- **Extracted material**
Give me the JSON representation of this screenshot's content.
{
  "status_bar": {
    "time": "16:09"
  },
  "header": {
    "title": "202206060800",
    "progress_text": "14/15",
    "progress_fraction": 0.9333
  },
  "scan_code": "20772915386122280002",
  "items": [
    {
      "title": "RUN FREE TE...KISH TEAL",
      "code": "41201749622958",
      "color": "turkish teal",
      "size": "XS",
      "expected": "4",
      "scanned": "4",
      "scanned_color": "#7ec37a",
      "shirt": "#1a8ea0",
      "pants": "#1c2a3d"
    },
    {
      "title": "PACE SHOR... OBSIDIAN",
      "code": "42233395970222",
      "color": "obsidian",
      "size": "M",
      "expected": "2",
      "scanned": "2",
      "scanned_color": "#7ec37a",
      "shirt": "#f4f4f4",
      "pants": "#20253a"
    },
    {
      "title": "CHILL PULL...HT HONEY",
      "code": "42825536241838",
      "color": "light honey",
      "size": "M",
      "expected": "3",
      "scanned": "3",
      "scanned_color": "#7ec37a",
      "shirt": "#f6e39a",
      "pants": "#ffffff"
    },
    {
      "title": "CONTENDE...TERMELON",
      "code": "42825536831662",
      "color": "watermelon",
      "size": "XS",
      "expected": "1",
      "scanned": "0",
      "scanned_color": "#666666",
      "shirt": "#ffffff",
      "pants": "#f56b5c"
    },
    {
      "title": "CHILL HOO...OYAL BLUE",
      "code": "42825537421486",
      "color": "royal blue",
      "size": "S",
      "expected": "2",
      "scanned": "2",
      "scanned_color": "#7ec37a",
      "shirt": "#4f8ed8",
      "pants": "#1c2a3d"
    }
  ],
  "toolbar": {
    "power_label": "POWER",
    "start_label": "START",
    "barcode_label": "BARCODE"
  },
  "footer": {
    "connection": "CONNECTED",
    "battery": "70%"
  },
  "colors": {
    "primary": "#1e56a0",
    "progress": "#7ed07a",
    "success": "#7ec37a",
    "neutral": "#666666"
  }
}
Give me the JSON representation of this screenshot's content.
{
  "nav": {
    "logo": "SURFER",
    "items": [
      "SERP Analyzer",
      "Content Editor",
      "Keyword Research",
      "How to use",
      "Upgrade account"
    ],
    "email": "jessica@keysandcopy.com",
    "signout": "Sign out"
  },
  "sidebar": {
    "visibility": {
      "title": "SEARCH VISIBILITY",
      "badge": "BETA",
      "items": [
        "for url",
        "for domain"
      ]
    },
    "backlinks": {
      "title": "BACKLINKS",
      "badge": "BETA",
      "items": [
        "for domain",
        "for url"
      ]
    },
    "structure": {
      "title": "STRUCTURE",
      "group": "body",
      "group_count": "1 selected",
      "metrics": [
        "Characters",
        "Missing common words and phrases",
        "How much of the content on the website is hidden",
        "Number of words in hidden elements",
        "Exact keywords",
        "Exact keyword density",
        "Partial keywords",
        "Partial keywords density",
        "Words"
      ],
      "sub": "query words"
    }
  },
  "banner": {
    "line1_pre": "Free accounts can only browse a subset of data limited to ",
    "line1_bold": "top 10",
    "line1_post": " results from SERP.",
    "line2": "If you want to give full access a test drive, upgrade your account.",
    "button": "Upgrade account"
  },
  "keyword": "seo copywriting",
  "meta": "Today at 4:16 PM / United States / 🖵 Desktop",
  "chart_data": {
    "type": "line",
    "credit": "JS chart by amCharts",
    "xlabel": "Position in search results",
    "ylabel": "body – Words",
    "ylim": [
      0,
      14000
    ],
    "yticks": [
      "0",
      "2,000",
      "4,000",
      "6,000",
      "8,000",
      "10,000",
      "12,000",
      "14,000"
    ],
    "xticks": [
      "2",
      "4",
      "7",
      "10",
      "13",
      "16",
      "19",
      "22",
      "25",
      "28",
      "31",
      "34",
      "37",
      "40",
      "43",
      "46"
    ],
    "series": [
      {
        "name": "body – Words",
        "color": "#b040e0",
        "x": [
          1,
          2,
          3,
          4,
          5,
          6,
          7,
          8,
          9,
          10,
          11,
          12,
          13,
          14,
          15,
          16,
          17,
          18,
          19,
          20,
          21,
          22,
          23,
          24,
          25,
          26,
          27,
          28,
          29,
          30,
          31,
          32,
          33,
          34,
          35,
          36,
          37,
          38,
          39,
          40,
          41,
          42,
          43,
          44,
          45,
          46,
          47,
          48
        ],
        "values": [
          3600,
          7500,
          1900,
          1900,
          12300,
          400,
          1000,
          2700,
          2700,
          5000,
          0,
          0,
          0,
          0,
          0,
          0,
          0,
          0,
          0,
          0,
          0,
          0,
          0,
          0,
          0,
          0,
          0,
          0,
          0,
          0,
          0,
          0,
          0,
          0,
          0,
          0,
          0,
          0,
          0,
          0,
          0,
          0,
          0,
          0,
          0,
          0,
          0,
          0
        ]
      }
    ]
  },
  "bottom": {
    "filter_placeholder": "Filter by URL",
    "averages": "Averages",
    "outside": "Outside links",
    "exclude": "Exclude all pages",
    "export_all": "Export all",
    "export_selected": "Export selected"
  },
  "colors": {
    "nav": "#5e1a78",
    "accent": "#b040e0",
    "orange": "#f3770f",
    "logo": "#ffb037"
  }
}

- **Task prompt**
Exactly as they are written, print the entries again.

- **The solution**
Give me the JSON representation of this screenshot's content.
{
  "status_bar": {
    "time": "16:09"
  },
  "header": {
    "title": "202206060800",
    "progress_text": "14/15",
    "progress_fraction": 0.9333
  },
  "scan_code": "20772915386122280002",
  "items": [
    {
      "title": "RUN FREE TE...KISH TEAL",
      "code": "41201749622958",
      "color": "turkish teal",
      "size": "XS",
      "expected": "4",
      "scanned": "4",
      "scanned_color": "#7ec37a",
      "shirt": "#1a8ea0",
      "pants": "#1c2a3d"
    },
    {
      "title": "PACE SHOR... OBSIDIAN",
      "code": "42233395970222",
      "color": "obsidian",
      "size": "M",
      "expected": "2",
      "scanned": "2",
      "scanned_color": "#7ec37a",
      "shirt": "#f4f4f4",
      "pants": "#20253a"
    },
    {
      "title": "CHILL PULL...HT HONEY",
      "code": "42825536241838",
      "color": "light honey",
      "size": "M",
      "expected": "3",
      "scanned": "3",
      "scanned_color": "#7ec37a",
      "shirt": "#f6e39a",
      "pants": "#ffffff"
    },
    {
      "title": "CONTENDE...TERMELON",
      "code": "42825536831662",
      "color": "watermelon",
      "size": "XS",
      "expected": "1",
      "scanned": "0",
      "scanned_color": "#666666",
      "shirt": "#ffffff",
      "pants": "#f56b5c"
    },
    {
      "title": "CHILL HOO...OYAL BLUE",
      "code": "42825537421486",
      "color": "royal blue",
      "size": "S",
      "expected": "2",
      "scanned": "2",
      "scanned_color": "#7ec37a",
      "shirt": "#4f8ed8",
      "pants": "#1c2a3d"
    }
  ],
  "toolbar": {
    "power_label": "POWER",
    "start_label": "START",
    "barcode_label": "BARCODE"
  },
  "footer": {
    "connection": "CONNECTED",
    "battery": "70%"
  },
  "colors": {
    "primary": "#1e56a0",
    "progress": "#7ed07a",
    "success": "#7ec37a",
    "neutral": "#666666"
  }
}
Give me the JSON representation of this screenshot's content.
{
  "nav": {
    "logo": "SURFER",
    "items": [
      "SERP Analyzer",
      "Content Editor",
      "Keyword Research",
      "How to use",
      "Upgrade account"
    ],
    "email": "jessica@keysandcopy.com",
    "signout": "Sign out"
  },
  "sidebar": {
    "visibility": {
      "title": "SEARCH VISIBILITY",
      "badge": "BETA",
      "items": [
        "for url",
        "for domain"
      ]
    },
    "backlinks": {
      "title": "BACKLINKS",
      "badge": "BETA",
      "items": [
        "for domain",
        "for url"
      ]
    },
    "structure": {
      "title": "STRUCTURE",
      "group": "body",
      "group_count": "1 selected",
      "metrics": [
        "Characters",
        "Missing common words and phrases",
        "How much of the content on the website is hidden",
        "Number of words in hidden elements",
        "Exact keywords",
        "Exact keyword density",
        "Partial keywords",
        "Partial keywords density",
        "Words"
      ],
      "sub": "query words"
    }
  },
  "banner": {
    "line1_pre": "Free accounts can only browse a subset of data limited to ",
    "line1_bold": "top 10",
    "line1_post": " results from SERP.",
    "line2": "If you want to give full access a test drive, upgrade your account.",
    "button": "Upgrade account"
  },
  "keyword": "seo copywriting",
  "meta": "Today at 4:16 PM / United States / 🖵 Desktop",
  "chart_data": {
    "type": "line",
    "credit": "JS chart by amCharts",
    "xlabel": "Position in search results",
    "ylabel": "body – Words",
    "ylim": [
      0,
      14000
    ],
    "yticks": [
      "0",
      "2,000",
      "4,000",
      "6,000",
      "8,000",
      "10,000",
      "12,000",
      "14,000"
    ],
    "xticks": [
      "2",
      "4",
      "7",
      "10",
      "13",
      "16",
      "19",
      "22",
      "25",
      "28",
      "31",
      "34",
      "37",
      "40",
      "43",
      "46"
    ],
    "series": [
      {
        "name": "body – Words",
        "color": "#b040e0",
        "x": [
          1,
          2,
          3,
          4,
          5,
          6,
          7,
          8,
          9,
          10,
          11,
          12,
          13,
          14,
          15,
          16,
          17,
          18,
          19,
          20,
          21,
          22,
          23,
          24,
          25,
          26,
          27,
          28,
          29,
          30,
          31,
          32,
          33,
          34,
          35,
          36,
          37,
          38,
          39,
          40,
          41,
          42,
          43,
          44,
          45,
          46,
          47,
          48
        ],
        "values": [
          3600,
          7500,
          1900,
          1900,
          12300,
          400,
          1000,
          2700,
          2700,
          5000,
          0,
          0,
          0,
          0,
          0,
          0,
          0,
          0,
          0,
          0,
          0,
          0,
          0,
          0,
          0,
          0,
          0,
          0,
          0,
          0,
          0,
          0,
          0,
          0,
          0,
          0,
          0,
          0,
          0,
          0,
          0,
          0,
          0,
          0,
          0,
          0,
          0,
          0
        ]
      }
    ]
  },
  "bottom": {
    "filter_placeholder": "Filter by URL",
    "averages": "Averages",
    "outside": "Outside links",
    "exclude": "Exclude all pages",
    "export_all": "Export all",
    "export_selected": "Export selected"
  },
  "colors": {
    "nav": "#5e1a78",
    "accent": "#b040e0",
    "orange": "#f3770f",
    "logo": "#ffb037"
  }
}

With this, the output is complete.